• **What needs to be done**:
Each record below is to be reproduced without any change.

• **Material supplied**:
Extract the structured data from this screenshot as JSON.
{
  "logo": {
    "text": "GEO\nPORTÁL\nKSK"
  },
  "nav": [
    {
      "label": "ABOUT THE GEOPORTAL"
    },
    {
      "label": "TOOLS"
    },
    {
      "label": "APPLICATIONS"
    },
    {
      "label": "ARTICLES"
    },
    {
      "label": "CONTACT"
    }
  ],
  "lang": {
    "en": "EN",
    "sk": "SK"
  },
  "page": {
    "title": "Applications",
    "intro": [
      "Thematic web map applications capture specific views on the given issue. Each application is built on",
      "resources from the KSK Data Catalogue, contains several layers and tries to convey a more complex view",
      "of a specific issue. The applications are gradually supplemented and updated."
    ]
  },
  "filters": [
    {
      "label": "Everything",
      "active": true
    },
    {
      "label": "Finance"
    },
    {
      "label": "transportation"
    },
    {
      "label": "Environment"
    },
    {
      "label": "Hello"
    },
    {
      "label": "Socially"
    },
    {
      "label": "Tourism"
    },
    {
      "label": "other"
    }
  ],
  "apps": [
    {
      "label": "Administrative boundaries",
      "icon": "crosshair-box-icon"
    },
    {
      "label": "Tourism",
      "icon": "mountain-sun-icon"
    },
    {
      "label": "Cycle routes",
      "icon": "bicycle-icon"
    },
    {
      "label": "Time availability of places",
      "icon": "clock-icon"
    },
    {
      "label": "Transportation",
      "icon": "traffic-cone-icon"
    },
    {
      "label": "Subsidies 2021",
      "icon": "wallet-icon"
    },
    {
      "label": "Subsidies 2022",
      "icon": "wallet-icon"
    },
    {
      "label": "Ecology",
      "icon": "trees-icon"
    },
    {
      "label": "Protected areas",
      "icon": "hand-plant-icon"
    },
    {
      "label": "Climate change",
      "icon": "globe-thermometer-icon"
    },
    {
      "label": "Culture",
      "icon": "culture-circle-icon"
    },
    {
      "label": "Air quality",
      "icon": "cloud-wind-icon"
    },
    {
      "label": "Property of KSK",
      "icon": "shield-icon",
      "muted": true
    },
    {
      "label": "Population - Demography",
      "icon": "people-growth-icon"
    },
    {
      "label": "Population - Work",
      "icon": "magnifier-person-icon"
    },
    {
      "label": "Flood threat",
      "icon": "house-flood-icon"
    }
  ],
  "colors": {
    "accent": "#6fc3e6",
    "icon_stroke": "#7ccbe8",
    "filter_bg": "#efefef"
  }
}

• **Task output**:
Extract the structured data from this screenshot as JSON.
{
  "logo": {
    "text": "GEO\nPORTÁL\nKSK"
  },
  "nav": [
    {
      "label": "ABOUT THE GEOPORTAL"
    },
    {
      "label": "TOOLS"
    },
    {
      "label": "APPLICATIONS"
    },
    {
      "label": "ARTICLES"
    },
    {
      "label": "CONTACT"
    }
  ],
  "lang": {
    "en": "EN",
    "sk": "SK"
  },
  "page": {
    "title": "Applications",
    "intro": [
      "Thematic web map applications capture specific views on the given issue. Each application is built on",
      "resources from the KSK Data Catalogue, contains several layers and tries to convey a more complex view",
      "of a specific issue. The applications are gradually supplemented and updated."
    ]
  },
  "filters": [
    {
      "label": "Everything",
      "active": true
    },
    {
      "label": "Finance"
    },
    {
      "label": "transportation"
    },
    {
      "label": "Environment"
    },
    {
      "label": "Hello"
    },
    {
      "label": "Socially"
    },
    {
      "label": "Tourism"
    },
    {
      "label": "other"
    }
  ],
  "apps": [
    {
      "label": "Administrative boundaries",
      "icon": "crosshair-box-icon"
    },
    {
      "label": "Tourism",
      "icon": "mountain-sun-icon"
    },
    {
      "label": "Cycle routes",
      "icon": "bicycle-icon"
    },
    {
      "label": "Time availability of places",
      "icon": "clock-icon"
    },
    {
      "label": "Transportation",
      "icon": "traffic-cone-icon"
    },
    {
      "label": "Subsidies 2021",
      "icon": "wallet-icon"
    },
    {
      "label": "Subsidies 2022",
      "icon": "wallet-icon"
    },
    {
      "label": "Ecology",
      "icon": "trees-icon"
    },
    {
      "label": "Protected areas",
      "icon": "hand-plant-icon"
    },
    {
      "label": "Climate change",
      "icon": "globe-thermometer-icon"
    },
    {
      "label": "Culture",
      "icon": "culture-circle-icon"
    },
    {
      "label": "Air quality",
      "icon": "cloud-wind-icon"
    },
    {
      "label": "Property of KSK",
      "icon": "shield-icon",
      "muted": true
    },
    {
      "label": "Population - Demography",
      "icon": "people-growth-icon"
    },
    {
      "label": "Population - Work",
      "icon": "magnifier-person-icon"
    },
    {
      "label": "Flood threat",
      "icon": "house-flood-icon"
    }
  ],
  "colors": {
    "accent": "#6fc3e6",
    "icon_stroke": "#7ccbe8",
    "filter_bg": "#efefef"
  }
}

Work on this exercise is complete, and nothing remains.